What you need to do:
From the listing below, extract each entry exactly as written, minus the images.

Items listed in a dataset

▼▼▼

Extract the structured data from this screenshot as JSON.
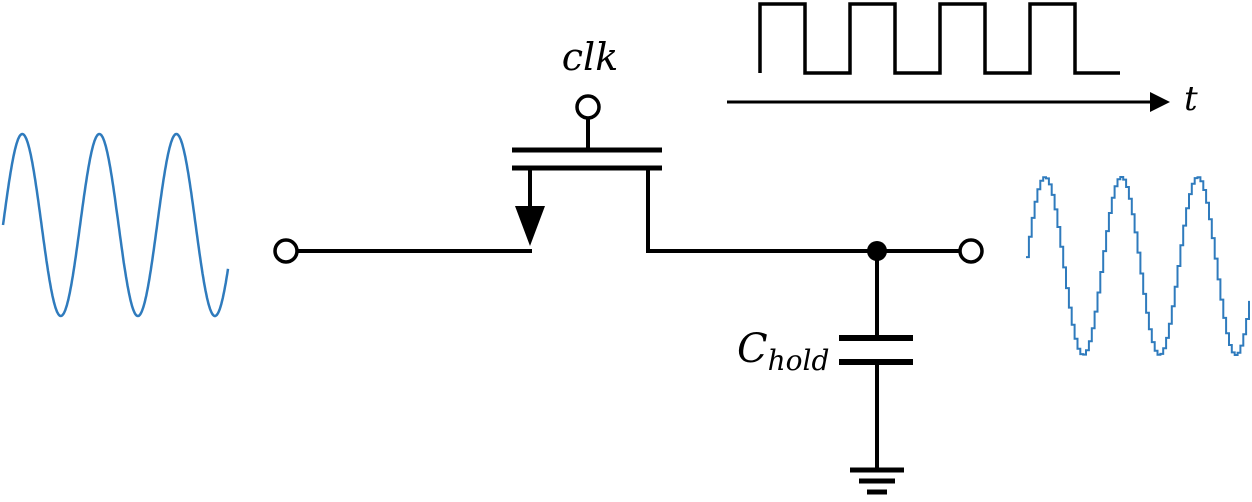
{
  "labels": {
    "clock": "clk",
    "time_axis": "t",
    "capacitor_main": "C",
    "capacitor_sub": "hold"
  },
  "colors": {
    "wire": "#000000",
    "signal": "#2f7bbd",
    "background": "#ffffff"
  },
  "signals": {
    "input_cycles": 3,
    "output_cycles": 3,
    "output_steps_per_cycle": 26,
    "clock_pulses": 4
  }
}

▲▲▲

Task answer:
Extract the structured data from this screenshot as JSON.
{
  "labels": {
    "clock": "clk",
    "time_axis": "t",
    "capacitor_main": "C",
    "capacitor_sub": "hold"
  },
  "colors": {
    "wire": "#000000",
    "signal": "#2f7bbd",
    "background": "#ffffff"
  },
  "signals": {
    "input_cycles": 3,
    "output_cycles": 3,
    "output_steps_per_cycle": 26,
    "clock_pulses": 4
  }
}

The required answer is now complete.